### [What this task involves]
Count the lines that hold the string "Appetitlosigkeit". Reply with the number alone.

Saved data entries
━━━━━━━━━━━━━━━━
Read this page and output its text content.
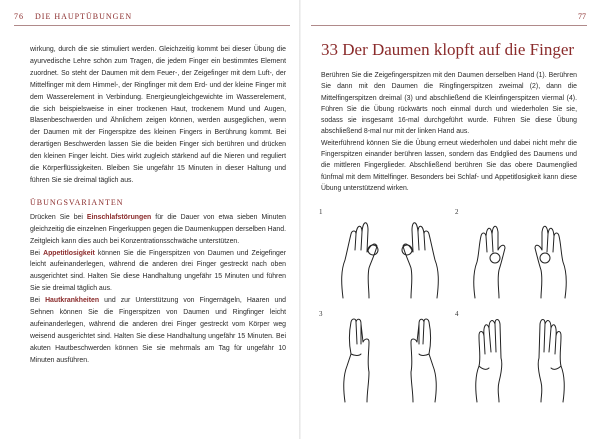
76 DIE HAUPTÜBUNGEN

wirkung, durch die sie stimuliert werden. Gleichzeitig kommt bei dieser Übung die ayurvedische Lehre schön zum Tragen, die jedem Finger ein bestimmtes Element zuordnet. So steht der Daumen mit dem Feuer-, der Zeigefinger mit dem Luft-, der Mittelfinger mit dem Himmel-, der Ringfinger mit dem Erd- und der kleine Finger mit dem Wasserelement in Verbindung. Energieungleichgewichte im Wasserelement, die sich beispielsweise in einer trockenen Haut, trockenem Mund und Augen, Blasenbeschwerden und Ähnlichem zeigen können, werden ausgeglichen, wenn der Daumen mit der Fingerspitze des kleinen Fingers in Berührung kommt. Bei derartigen Beschwerden lassen Sie die beiden Finger sich berühren und drücken den kleinen Finger leicht. Dies wirkt zugleich stärkend auf die Nieren und reguliert die Körperflüssigkeiten. Bleiben Sie ungefähr 15 Minuten in dieser Haltung und führen Sie sie dreimal täglich aus.

ÜBUNGSVARIANTEN

Drücken Sie bei Einschlafstörungen für die Dauer von etwa sieben Minuten gleichzeitig die einzelnen Fingerkuppen gegen die Daumenkuppen derselben Hand. Zeitgleich kann dies auch bei Konzentrationsschwäche unterstützen.

Bei Appetitlosigkeit können Sie die Fingerspitzen von Daumen und Zeigefinger leicht aufeinanderlegen, während die anderen drei Finger gestreckt nach oben ausgerichtet sind. Halten Sie diese Handhaltung ungefähr 15 Minuten und führen Sie sie dreimal täglich aus.

Bei Hautkrankheiten und zur Unterstützung von Fingernägeln, Haaren und Sehnen können Sie die Fingerspitzen von Daumen und Ringfinger leicht aufeinanderlegen, während die anderen drei Finger gestreckt vom Körper weg weisend ausgerichtet sind. Halten Sie diese Handhaltung ungefähr 15 Minuten. Bei akuten Hautbeschwerden können Sie sie mehrmals am Tag für ungefähr 10 Minuten ausführen.

77
33 Der Daumen klopft auf die Finger

Berühren Sie die Zeigefingerspitzen mit den Daumen derselben Hand (1). Berühren Sie dann mit den Daumen die Ringfingerspitzen zweimal (2), dann die Mittelfingerspitzen dreimal (3) und abschließend die Kleinfingerspitzen viermal (4). Führen Sie die Übung rückwärts noch einmal durch und wiederholen Sie sie, sodass sie insgesamt 16-mal durchgeführt wurde. Führen Sie diese Übung abschließend 8-mal nur mit der linken Hand aus.

Weiterführend können Sie die Übung erneut wiederholen und dabei nicht mehr die Fingerspitzen einander berühren lassen, sondern das Endglied des Daumens und die mittleren Fingerglieder. Abschließend berühren Sie das obere Daumenglied fünfmal mit dem Mittelfinger. Besonders bei Schlaf- und Appetitlosigkeit kann diese Übung unterstützend wirken.

1	2
3	4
━━━━━━━━━━━━━━━━
### [Result of this task]
2